(Aim of the task)
Repeat the listing that follows, character for character, minus the pictures.
BEGIN
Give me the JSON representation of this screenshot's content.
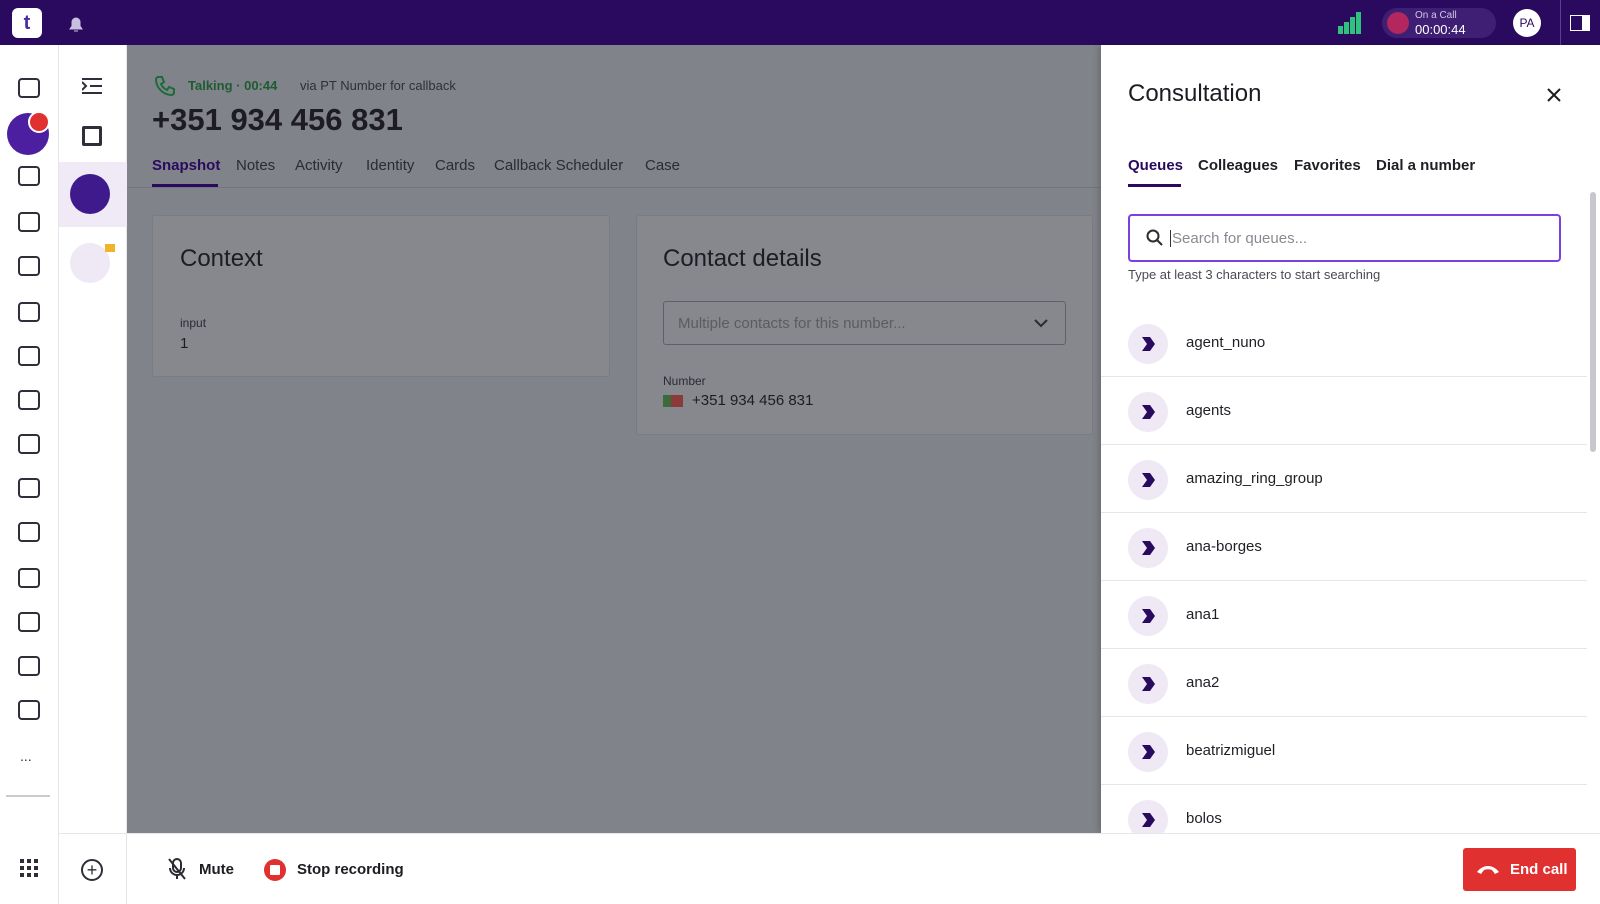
{
  "topbar": {
    "logo": "t",
    "status": "On a Call",
    "timer": "00:00:44",
    "avatar": "PA"
  },
  "sidebar": {
    "more": "..."
  },
  "call": {
    "state": "Talking · 00:44",
    "via": "via PT Number for callback",
    "number": "+351 934 456 831",
    "tabs": [
      "Snapshot",
      "Notes",
      "Activity",
      "Identity",
      "Cards",
      "Callback Scheduler",
      "Case"
    ]
  },
  "context": {
    "title": "Context",
    "field_label": "input",
    "field_value": "1"
  },
  "contact": {
    "title": "Contact details",
    "select_placeholder": "Multiple contacts for this number...",
    "number_label": "Number",
    "number": "+351 934 456 831"
  },
  "consultation": {
    "title": "Consultation",
    "tabs": [
      "Queues",
      "Colleagues",
      "Favorites",
      "Dial a number"
    ],
    "search_placeholder": "Search for queues...",
    "hint": "Type at least 3 characters to start searching",
    "queues": [
      "agent_nuno",
      "agents",
      "amazing_ring_group",
      "ana-borges",
      "ana1",
      "ana2",
      "beatrizmiguel",
      "bolos"
    ]
  },
  "bottombar": {
    "mute": "Mute",
    "stop_recording": "Stop recording",
    "end_call": "End call"
  }
}
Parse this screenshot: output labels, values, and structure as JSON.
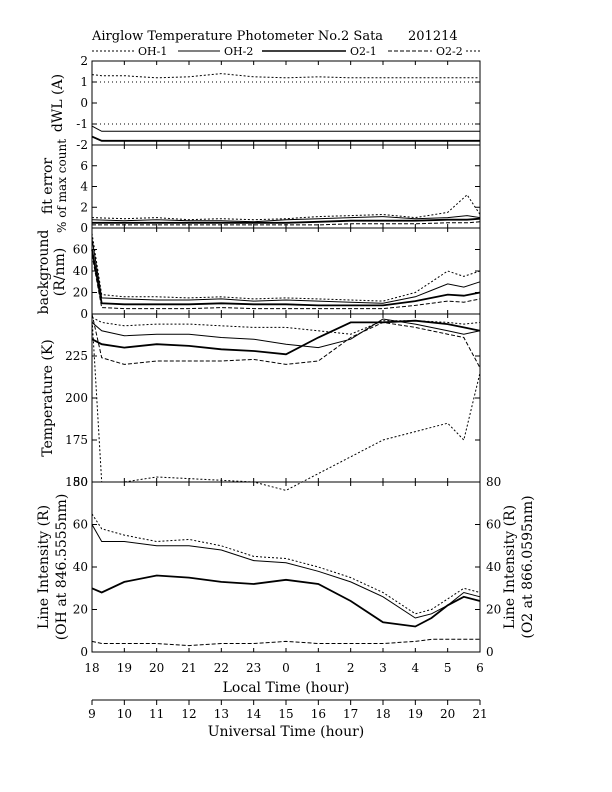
END
(Solution below)
Give me the JSON representation of this screenshot's content.
{
  "topbar": {
    "logo": "t",
    "status": "On a Call",
    "timer": "00:00:44",
    "avatar": "PA"
  },
  "sidebar": {
    "more": "..."
  },
  "call": {
    "state": "Talking · 00:44",
    "via": "via PT Number for callback",
    "number": "+351 934 456 831",
    "tabs": [
      "Snapshot",
      "Notes",
      "Activity",
      "Identity",
      "Cards",
      "Callback Scheduler",
      "Case"
    ]
  },
  "context": {
    "title": "Context",
    "field_label": "input",
    "field_value": "1"
  },
  "contact": {
    "title": "Contact details",
    "select_placeholder": "Multiple contacts for this number...",
    "number_label": "Number",
    "number": "+351 934 456 831"
  },
  "consultation": {
    "title": "Consultation",
    "tabs": [
      "Queues",
      "Colleagues",
      "Favorites",
      "Dial a number"
    ],
    "search_placeholder": "Search for queues...",
    "hint": "Type at least 3 characters to start searching",
    "queues": [
      "agent_nuno",
      "agents",
      "amazing_ring_group",
      "ana-borges",
      "ana1",
      "ana2",
      "beatrizmiguel",
      "bolos"
    ]
  },
  "bottombar": {
    "mute": "Mute",
    "stop_recording": "Stop recording",
    "end_call": "End call"
  }
}
Parse this screenshot: output labels, values, and structure as JSON.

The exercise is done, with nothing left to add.